• **Exercise details**
Copy out the listing that follows, exactly, without its pictures.

• **Records for the task**
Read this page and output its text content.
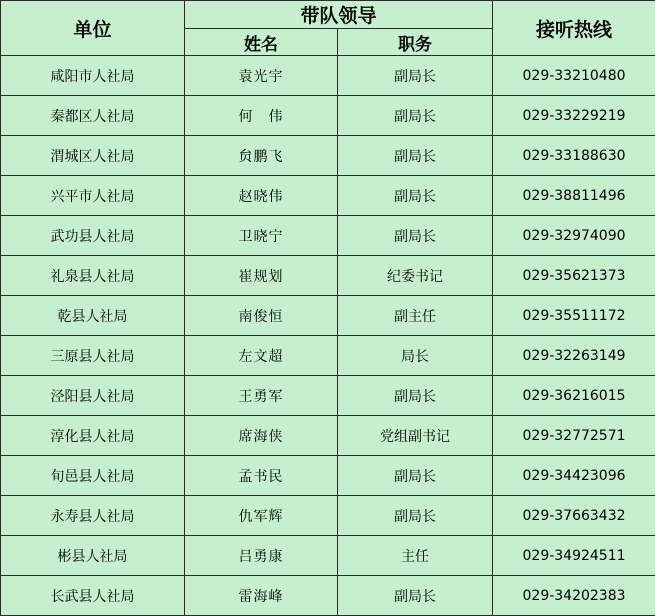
单位	带队领导		接听热线
	姓名	职务	
咸阳市人社局	袁光宇	副局长	029-33210480
秦都区人社局	何　伟	副局长	029-33229219
渭城区人社局	贠鹏飞	副局长	029-33188630
兴平市人社局	赵晓伟	副局长	029-38811496
武功县人社局	卫晓宁	副局长	029-32974090
礼泉县人社局	崔规划	纪委书记	029-35621373
乾县人社局	南俊恒	副主任	029-35511172
三原县人社局	左文超	局长	029-32263149
泾阳县人社局	王勇军	副局长	029-36216015
淳化县人社局	席海侠	党组副书记	029-32772571
旬邑县人社局	孟书民	副局长	029-34423096
永寿县人社局	仇军辉	副局长	029-37663432
彬县人社局	吕勇康	主任	029-34924511
长武县人社局	雷海峰	副局长	029-34202383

• **Result**
Read this page and output its text content.
单位	带队领导		接听热线
	姓名	职务	
咸阳市人社局	袁光宇	副局长	029-33210480
秦都区人社局	何　伟	副局长	029-33229219
渭城区人社局	贠鹏飞	副局长	029-33188630
兴平市人社局	赵晓伟	副局长	029-38811496
武功县人社局	卫晓宁	副局长	029-32974090
礼泉县人社局	崔规划	纪委书记	029-35621373
乾县人社局	南俊恒	副主任	029-35511172
三原县人社局	左文超	局长	029-32263149
泾阳县人社局	王勇军	副局长	029-36216015
淳化县人社局	席海侠	党组副书记	029-32772571
旬邑县人社局	孟书民	副局长	029-34423096
永寿县人社局	仇军辉	副局长	029-37663432
彬县人社局	吕勇康	主任	029-34924511
长武县人社局	雷海峰	副局长	029-34202383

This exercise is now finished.